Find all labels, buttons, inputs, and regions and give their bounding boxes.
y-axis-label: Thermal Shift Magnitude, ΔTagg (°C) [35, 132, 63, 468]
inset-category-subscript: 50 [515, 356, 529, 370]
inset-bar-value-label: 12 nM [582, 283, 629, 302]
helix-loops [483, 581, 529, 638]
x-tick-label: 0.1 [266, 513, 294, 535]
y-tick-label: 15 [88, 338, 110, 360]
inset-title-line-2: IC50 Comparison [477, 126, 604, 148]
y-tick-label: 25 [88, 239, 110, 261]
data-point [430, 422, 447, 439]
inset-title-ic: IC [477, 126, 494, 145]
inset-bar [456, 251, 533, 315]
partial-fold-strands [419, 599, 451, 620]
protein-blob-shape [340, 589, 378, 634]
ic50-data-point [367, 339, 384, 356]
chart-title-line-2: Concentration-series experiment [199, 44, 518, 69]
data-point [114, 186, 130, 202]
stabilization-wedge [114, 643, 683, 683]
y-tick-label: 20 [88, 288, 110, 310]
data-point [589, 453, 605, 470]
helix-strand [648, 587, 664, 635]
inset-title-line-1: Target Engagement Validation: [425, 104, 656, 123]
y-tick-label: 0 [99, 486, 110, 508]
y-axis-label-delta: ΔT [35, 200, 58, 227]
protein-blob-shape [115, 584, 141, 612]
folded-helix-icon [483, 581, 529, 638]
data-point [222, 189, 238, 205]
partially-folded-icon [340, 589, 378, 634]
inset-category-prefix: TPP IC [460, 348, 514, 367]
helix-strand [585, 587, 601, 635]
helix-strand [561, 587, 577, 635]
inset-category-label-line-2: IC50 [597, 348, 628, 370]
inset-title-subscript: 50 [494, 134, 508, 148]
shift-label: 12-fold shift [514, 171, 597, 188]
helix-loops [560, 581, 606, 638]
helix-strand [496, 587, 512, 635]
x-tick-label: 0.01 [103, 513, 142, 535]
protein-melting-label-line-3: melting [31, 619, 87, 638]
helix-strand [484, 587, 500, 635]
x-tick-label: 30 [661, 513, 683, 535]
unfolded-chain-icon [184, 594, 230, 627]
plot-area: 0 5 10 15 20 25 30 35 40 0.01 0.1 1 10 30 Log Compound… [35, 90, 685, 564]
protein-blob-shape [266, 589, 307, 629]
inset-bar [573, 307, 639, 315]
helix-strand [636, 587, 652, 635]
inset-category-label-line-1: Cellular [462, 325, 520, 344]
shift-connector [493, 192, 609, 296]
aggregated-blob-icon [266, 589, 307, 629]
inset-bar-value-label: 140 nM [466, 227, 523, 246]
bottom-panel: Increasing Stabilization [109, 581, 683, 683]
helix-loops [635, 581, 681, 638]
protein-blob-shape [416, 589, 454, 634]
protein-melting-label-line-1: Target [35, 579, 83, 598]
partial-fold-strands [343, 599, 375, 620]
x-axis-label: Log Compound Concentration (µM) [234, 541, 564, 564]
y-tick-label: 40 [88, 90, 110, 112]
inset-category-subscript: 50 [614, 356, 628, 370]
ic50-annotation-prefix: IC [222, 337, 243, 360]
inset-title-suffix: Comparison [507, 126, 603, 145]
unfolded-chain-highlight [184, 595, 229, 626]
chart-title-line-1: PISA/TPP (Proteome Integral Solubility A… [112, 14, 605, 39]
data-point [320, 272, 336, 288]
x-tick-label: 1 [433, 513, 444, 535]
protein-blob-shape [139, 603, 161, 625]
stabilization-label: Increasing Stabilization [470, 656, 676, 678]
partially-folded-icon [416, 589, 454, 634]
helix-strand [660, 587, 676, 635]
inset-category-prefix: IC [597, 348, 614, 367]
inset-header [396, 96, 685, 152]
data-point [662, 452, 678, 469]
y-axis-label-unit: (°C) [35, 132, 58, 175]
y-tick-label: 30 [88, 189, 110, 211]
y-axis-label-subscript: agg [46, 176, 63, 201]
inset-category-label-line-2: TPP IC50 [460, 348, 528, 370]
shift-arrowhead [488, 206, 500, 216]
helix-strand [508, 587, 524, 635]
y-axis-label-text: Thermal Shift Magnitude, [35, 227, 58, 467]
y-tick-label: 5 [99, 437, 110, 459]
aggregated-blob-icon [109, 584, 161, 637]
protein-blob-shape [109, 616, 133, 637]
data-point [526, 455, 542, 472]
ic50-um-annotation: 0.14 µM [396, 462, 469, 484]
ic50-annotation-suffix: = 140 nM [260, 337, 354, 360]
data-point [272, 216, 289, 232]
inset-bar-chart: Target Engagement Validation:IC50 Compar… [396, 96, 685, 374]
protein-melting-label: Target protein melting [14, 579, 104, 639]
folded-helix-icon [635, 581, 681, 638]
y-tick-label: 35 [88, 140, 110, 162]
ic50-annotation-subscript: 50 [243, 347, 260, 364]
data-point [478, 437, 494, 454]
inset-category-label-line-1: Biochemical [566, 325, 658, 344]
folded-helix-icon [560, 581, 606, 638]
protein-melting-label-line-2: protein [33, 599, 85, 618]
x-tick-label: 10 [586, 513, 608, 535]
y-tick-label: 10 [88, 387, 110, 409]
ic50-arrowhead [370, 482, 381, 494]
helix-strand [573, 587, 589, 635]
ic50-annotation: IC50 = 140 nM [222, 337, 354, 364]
:::
* _Exercise description_:
Whenever the word "suffix" appears in a line of the listing, copy out that line.

* _Answer section_:
inset-title-suffix: Comparison [507, 126, 603, 145]
ic50-annotation-suffix: = 140 nM [260, 337, 354, 360]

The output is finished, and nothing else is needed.